▶ Text segment
# # # #

Post by MizzouTiger on Feb 18, 2008 12:32:06 GMT -5
www.kansascity.com/sports/columnists/blair_kerkhoff/story/493167.html
Anniversary celebrates good times for KU
L AWRENCE | Larry Brown made his way off the floor and into the tunnel where David Wiles of Leavenworth and his father, Jim, awaited. They shook hands and Brown offered encouraging words to David as he often did as the Kansas coach two decades ago.
David has used a wheelchair since a 1975 auto accident, and Jim counts three games at Allen Fieldhouse his son has missed in the last 23 years. Brown, who hasn’t been the Jayhawks’ coach in 20, remembered.
“The very first Late Night with Larry Brown, he said to Dave, ‘You don’t look right,’ ” said Jim Wiles. “So he pulled off his Kansas sweater and put it on him.
“The parade after they won the national championship? When he saw Dave, Larry stopped the car he was riding in, got out and put his championship hat on Dave. He’s always been good to us.”
Renewing acquaintances defined Saturday at Kansas, more than the uneventful 69-45 drubbing of Colorado.
The 110th anniversary of Kansas basketball carried the day and nobody throws a bash quite like Kansas. Players wore 1988 throwbacks, although Danny Manning and the fellows didn’t recall theirs hanging to the kneecaps.
All that was missing was a game clock with hands.
Players, coaches, managers all found their way back to the Fieldhouse. Even a coach, Ted Owens, who was fired, glad-handed in the corridor long after the final buzzer.
“I love the University of Kansas, and I was honored and privileged to coach here,” Owens said. “The greatest thing in sports is the relationship you forge with your players and coaches, and that’s what this is about.”
At halftime more than 200 marched in under the banner of their coach, and players from every leader in the program’s history were represented. Except James Naismith, who wrapped up his coaching career in 1907.
Phog’s guys, and those of thingy Harp, Owens, Brown, Roy Williams and Bill Self took bows. Last to take the floor was the 1988 team, and watching them from behind a television monitor at center court was none other than Stacey King, the Oklahoma star whose team that night in Kemper Arena trudged away like the New England Patriots two weeks ago.
King was visiting Allen for the first time as a broadcaster, the first time since his playing days and he learned Friday that Kansas was rolling out the 1988 team.

# # # #

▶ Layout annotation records
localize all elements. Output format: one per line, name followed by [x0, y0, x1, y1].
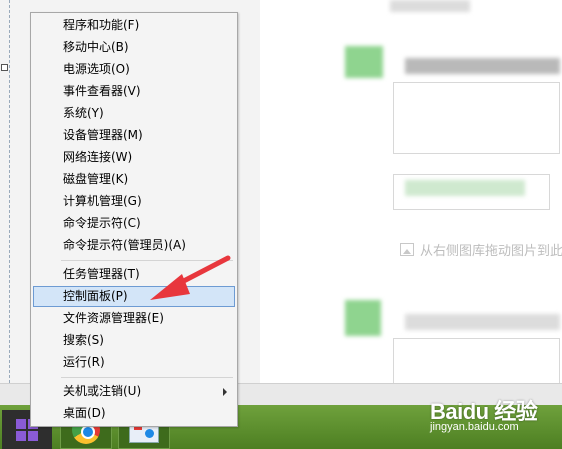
arrow-head [150, 274, 190, 300]
annotation-arrow [150, 255, 231, 300]
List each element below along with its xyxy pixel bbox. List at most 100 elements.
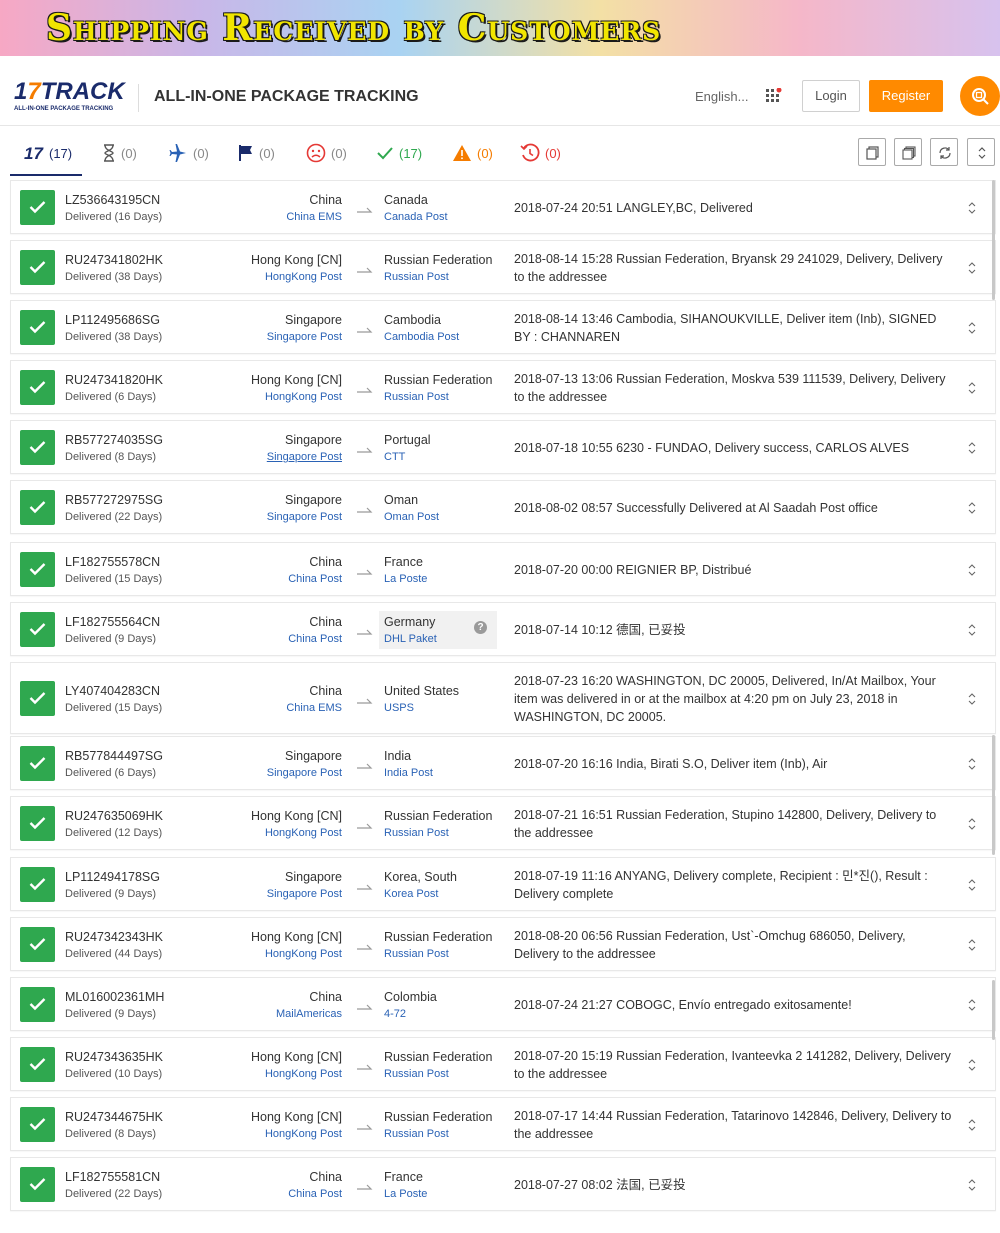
origin-carrier-link[interactable]: HongKong Post (265, 1068, 342, 1080)
tracking-number[interactable]: LZ536643195CN (65, 193, 160, 207)
origin-carrier-link[interactable]: China Post (288, 633, 342, 645)
tracking-number[interactable]: RU247341820HK (65, 373, 163, 387)
destination-carrier-link[interactable]: La Poste (384, 573, 427, 585)
tracking-number[interactable]: RU247343635HK (65, 1050, 163, 1064)
logo[interactable]: 17TRACK ALL-IN-ONE PACKAGE TRACKING (14, 80, 130, 116)
tracking-number[interactable]: LP112494178SG (65, 870, 160, 884)
destination-carrier-link[interactable]: USPS (384, 702, 414, 714)
expand-row-icon[interactable] (967, 1118, 977, 1132)
filter-delivered[interactable]: (17) (376, 142, 422, 164)
destination-carrier-link[interactable]: Russian Post (384, 827, 449, 839)
expand-row-icon[interactable] (967, 817, 977, 831)
destination-carrier-link[interactable]: Oman Post (384, 511, 439, 523)
origin-carrier-link[interactable]: Singapore Post (267, 451, 342, 463)
shipment-row[interactable]: RB577844497SG Delivered (6 Days) Singapo… (10, 736, 996, 790)
expand-row-icon[interactable] (967, 321, 977, 335)
tracking-number[interactable]: RU247344675HK (65, 1110, 163, 1124)
expand-row-icon[interactable] (967, 757, 977, 771)
filter-in-transit[interactable]: (0) (168, 142, 209, 164)
origin-carrier-link[interactable]: HongKong Post (265, 948, 342, 960)
destination-carrier-link[interactable]: Russian Post (384, 1128, 449, 1140)
expand-row-icon[interactable] (967, 1058, 977, 1072)
origin-carrier-link[interactable]: Singapore Post (267, 331, 342, 343)
filter-expired[interactable]: (0) (520, 142, 561, 164)
origin-carrier-link[interactable]: Singapore Post (267, 888, 342, 900)
apps-grid-icon[interactable] (766, 88, 782, 104)
destination-carrier-link[interactable]: CTT (384, 451, 405, 463)
filter-not-found[interactable]: (0) (102, 142, 137, 164)
shipment-row[interactable]: LP112494178SG Delivered (9 Days) Singapo… (10, 857, 996, 911)
tracking-number[interactable]: LF182755564CN (65, 615, 160, 629)
expand-row-icon[interactable] (967, 998, 977, 1012)
track-search-button[interactable] (960, 76, 1000, 116)
shipment-row[interactable]: LP112495686SG Delivered (38 Days) Singap… (10, 300, 996, 354)
destination-carrier-link[interactable]: Russian Post (384, 948, 449, 960)
destination-carrier-link[interactable]: Cambodia Post (384, 331, 459, 343)
shipment-row[interactable]: RU247344675HK Delivered (8 Days) Hong Ko… (10, 1097, 996, 1151)
tracking-number[interactable]: RU247342343HK (65, 930, 163, 944)
copy-button[interactable] (858, 138, 886, 166)
expand-row-icon[interactable] (967, 692, 977, 706)
expand-all-button[interactable] (967, 138, 995, 166)
destination-carrier-link[interactable]: 4-72 (384, 1008, 406, 1020)
expand-row-icon[interactable] (967, 623, 977, 637)
tracking-number[interactable]: LP112495686SG (65, 313, 160, 327)
tracking-number[interactable]: LF182755581CN (65, 1170, 160, 1184)
origin-carrier-link[interactable]: HongKong Post (265, 391, 342, 403)
destination-carrier-link[interactable]: Korea Post (384, 888, 438, 900)
origin-carrier-link[interactable]: HongKong Post (265, 1128, 342, 1140)
origin-carrier-link[interactable]: HongKong Post (265, 271, 342, 283)
destination-carrier-link[interactable]: Russian Post (384, 391, 449, 403)
filter-alert[interactable]: (0) (452, 142, 493, 164)
tracking-number[interactable]: RU247635069HK (65, 809, 163, 823)
tracking-number[interactable]: RB577844497SG (65, 749, 163, 763)
scrollbar-thumb[interactable] (992, 180, 995, 300)
destination-carrier-link[interactable]: Russian Post (384, 1068, 449, 1080)
origin-carrier-link[interactable]: China Post (288, 573, 342, 585)
origin-carrier-link[interactable]: Singapore Post (267, 767, 342, 779)
expand-row-icon[interactable] (967, 878, 977, 892)
filter-undelivered[interactable]: (0) (306, 142, 347, 164)
shipment-row[interactable]: RU247342343HK Delivered (44 Days) Hong K… (10, 917, 996, 971)
destination-carrier-link[interactable]: Russian Post (384, 271, 449, 283)
shipment-row[interactable]: LF182755578CN Delivered (15 Days) China … (10, 542, 996, 596)
origin-carrier-link[interactable]: HongKong Post (265, 827, 342, 839)
origin-carrier-link[interactable]: Singapore Post (267, 511, 342, 523)
shipment-row[interactable]: RU247341820HK Delivered (6 Days) Hong Ko… (10, 360, 996, 414)
scrollbar-thumb[interactable] (992, 980, 995, 1040)
origin-carrier-link[interactable]: China Post (288, 1188, 342, 1200)
shipment-row[interactable]: RU247341802HK Delivered (38 Days) Hong K… (10, 240, 996, 294)
help-icon[interactable]: ? (474, 621, 487, 634)
refresh-button[interactable] (930, 138, 958, 166)
shipment-row[interactable]: LF182755564CN Delivered (9 Days) China C… (10, 602, 996, 656)
expand-row-icon[interactable] (967, 261, 977, 275)
origin-carrier-link[interactable]: China EMS (286, 702, 342, 714)
copy-all-button[interactable] (894, 138, 922, 166)
expand-row-icon[interactable] (967, 501, 977, 515)
language-selector[interactable]: English... (695, 89, 748, 104)
tracking-number[interactable]: LF182755578CN (65, 555, 160, 569)
tracking-number[interactable]: RU247341802HK (65, 253, 163, 267)
destination-carrier-link[interactable]: India Post (384, 767, 433, 779)
destination-carrier-link[interactable]: La Poste (384, 1188, 427, 1200)
tracking-number[interactable]: RB577274035SG (65, 433, 163, 447)
destination-carrier-link[interactable]: Canada Post (384, 211, 448, 223)
shipment-row[interactable]: LZ536643195CN Delivered (16 Days) China … (10, 180, 996, 234)
scrollbar-thumb[interactable] (992, 735, 995, 855)
origin-carrier-link[interactable]: MailAmericas (276, 1008, 342, 1020)
shipment-row[interactable]: LF182755581CN Delivered (22 Days) China … (10, 1157, 996, 1211)
filter-all[interactable]: 17 (17) (24, 142, 72, 164)
expand-row-icon[interactable] (967, 563, 977, 577)
expand-row-icon[interactable] (967, 938, 977, 952)
shipment-row[interactable]: RU247343635HK Delivered (10 Days) Hong K… (10, 1037, 996, 1091)
shipment-row[interactable]: LY407404283CN Delivered (15 Days) China … (10, 662, 996, 734)
tracking-number[interactable]: RB577272975SG (65, 493, 163, 507)
origin-carrier-link[interactable]: China EMS (286, 211, 342, 223)
tracking-number[interactable]: ML016002361MH (65, 990, 164, 1004)
expand-row-icon[interactable] (967, 1178, 977, 1192)
login-button[interactable]: Login (802, 80, 860, 112)
expand-row-icon[interactable] (967, 441, 977, 455)
shipment-row[interactable]: RU247635069HK Delivered (12 Days) Hong K… (10, 796, 996, 850)
tracking-number[interactable]: LY407404283CN (65, 684, 160, 698)
register-button[interactable]: Register (869, 80, 943, 112)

# # # #

▶ Complete the following
- a) In the Kansas basketball column, what was the final score of the game against Colorado?
- b) Write out the Kansas basketball column from "Renewing acquaintances defined" up to and including "clock with hands.".
You won't need the entries for this.

▶ Answers to the exercise
- a) Kansas beat Colorado 69-45.

- b)
Renewing acquaintances defined Saturday at Kansas, more than the uneventful 69-45 drubbing of Colorado.
The 110th anniversary of Kansas basketball carried the day and nobody throws a bash quite like Kansas. Players wore 1988 throwbacks, although Danny Manning and the fellows didn’t recall theirs hanging to the kneecaps.
All that was missing was a game clock with hands.